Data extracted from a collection
»»

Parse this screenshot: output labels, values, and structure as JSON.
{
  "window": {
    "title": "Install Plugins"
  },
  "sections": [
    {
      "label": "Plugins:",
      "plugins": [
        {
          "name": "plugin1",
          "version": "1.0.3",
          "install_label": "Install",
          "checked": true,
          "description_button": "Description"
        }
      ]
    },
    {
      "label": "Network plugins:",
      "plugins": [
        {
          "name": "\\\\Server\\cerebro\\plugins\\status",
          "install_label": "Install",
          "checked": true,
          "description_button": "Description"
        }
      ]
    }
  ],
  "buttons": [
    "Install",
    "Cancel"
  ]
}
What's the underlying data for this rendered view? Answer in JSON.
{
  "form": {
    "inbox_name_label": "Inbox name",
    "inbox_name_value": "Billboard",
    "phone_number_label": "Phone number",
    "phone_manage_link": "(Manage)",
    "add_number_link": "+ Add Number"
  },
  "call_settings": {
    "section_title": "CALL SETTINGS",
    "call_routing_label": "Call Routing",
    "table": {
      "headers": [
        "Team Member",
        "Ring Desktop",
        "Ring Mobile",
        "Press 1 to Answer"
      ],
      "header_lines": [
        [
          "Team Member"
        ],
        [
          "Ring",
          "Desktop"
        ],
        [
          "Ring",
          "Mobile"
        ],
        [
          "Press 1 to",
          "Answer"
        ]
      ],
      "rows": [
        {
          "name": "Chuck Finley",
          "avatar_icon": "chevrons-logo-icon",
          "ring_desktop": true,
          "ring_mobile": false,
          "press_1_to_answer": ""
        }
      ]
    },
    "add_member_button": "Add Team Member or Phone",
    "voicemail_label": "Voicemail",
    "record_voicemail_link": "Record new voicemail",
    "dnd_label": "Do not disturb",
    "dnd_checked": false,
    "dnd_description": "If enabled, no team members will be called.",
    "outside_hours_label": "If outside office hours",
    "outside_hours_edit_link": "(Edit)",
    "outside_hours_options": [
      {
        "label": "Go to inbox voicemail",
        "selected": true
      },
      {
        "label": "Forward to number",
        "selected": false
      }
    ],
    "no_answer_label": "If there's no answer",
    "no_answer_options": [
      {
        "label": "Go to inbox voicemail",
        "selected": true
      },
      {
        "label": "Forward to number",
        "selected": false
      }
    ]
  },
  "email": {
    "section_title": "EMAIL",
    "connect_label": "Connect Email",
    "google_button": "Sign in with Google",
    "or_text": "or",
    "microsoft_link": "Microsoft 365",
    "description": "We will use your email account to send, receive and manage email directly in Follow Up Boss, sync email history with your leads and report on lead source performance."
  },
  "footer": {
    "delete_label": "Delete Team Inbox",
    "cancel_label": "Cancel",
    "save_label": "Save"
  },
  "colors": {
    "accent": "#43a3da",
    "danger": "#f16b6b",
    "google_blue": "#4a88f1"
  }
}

««

Set task
Repeat every record, keeping each word and mark exactly as it is.

Right answer
Parse this screenshot: output labels, values, and structure as JSON.
{
  "window": {
    "title": "Install Plugins"
  },
  "sections": [
    {
      "label": "Plugins:",
      "plugins": [
        {
          "name": "plugin1",
          "version": "1.0.3",
          "install_label": "Install",
          "checked": true,
          "description_button": "Description"
        }
      ]
    },
    {
      "label": "Network plugins:",
      "plugins": [
        {
          "name": "\\\\Server\\cerebro\\plugins\\status",
          "install_label": "Install",
          "checked": true,
          "description_button": "Description"
        }
      ]
    }
  ],
  "buttons": [
    "Install",
    "Cancel"
  ]
}
What's the underlying data for this rendered view? Answer in JSON.
{
  "form": {
    "inbox_name_label": "Inbox name",
    "inbox_name_value": "Billboard",
    "phone_number_label": "Phone number",
    "phone_manage_link": "(Manage)",
    "add_number_link": "+ Add Number"
  },
  "call_settings": {
    "section_title": "CALL SETTINGS",
    "call_routing_label": "Call Routing",
    "table": {
      "headers": [
        "Team Member",
        "Ring Desktop",
        "Ring Mobile",
        "Press 1 to Answer"
      ],
      "header_lines": [
        [
          "Team Member"
        ],
        [
          "Ring",
          "Desktop"
        ],
        [
          "Ring",
          "Mobile"
        ],
        [
          "Press 1 to",
          "Answer"
        ]
      ],
      "rows": [
        {
          "name": "Chuck Finley",
          "avatar_icon": "chevrons-logo-icon",
          "ring_desktop": true,
          "ring_mobile": false,
          "press_1_to_answer": ""
        }
      ]
    },
    "add_member_button": "Add Team Member or Phone",
    "voicemail_label": "Voicemail",
    "record_voicemail_link": "Record new voicemail",
    "dnd_label": "Do not disturb",
    "dnd_checked": false,
    "dnd_description": "If enabled, no team members will be called.",
    "outside_hours_label": "If outside office hours",
    "outside_hours_edit_link": "(Edit)",
    "outside_hours_options": [
      {
        "label": "Go to inbox voicemail",
        "selected": true
      },
      {
        "label": "Forward to number",
        "selected": false
      }
    ],
    "no_answer_label": "If there's no answer",
    "no_answer_options": [
      {
        "label": "Go to inbox voicemail",
        "selected": true
      },
      {
        "label": "Forward to number",
        "selected": false
      }
    ]
  },
  "email": {
    "section_title": "EMAIL",
    "connect_label": "Connect Email",
    "google_button": "Sign in with Google",
    "or_text": "or",
    "microsoft_link": "Microsoft 365",
    "description": "We will use your email account to send, receive and manage email directly in Follow Up Boss, sync email history with your leads and report on lead source performance."
  },
  "footer": {
    "delete_label": "Delete Team Inbox",
    "cancel_label": "Cancel",
    "save_label": "Save"
  },
  "colors": {
    "accent": "#43a3da",
    "danger": "#f16b6b",
    "google_blue": "#4a88f1"
  }
}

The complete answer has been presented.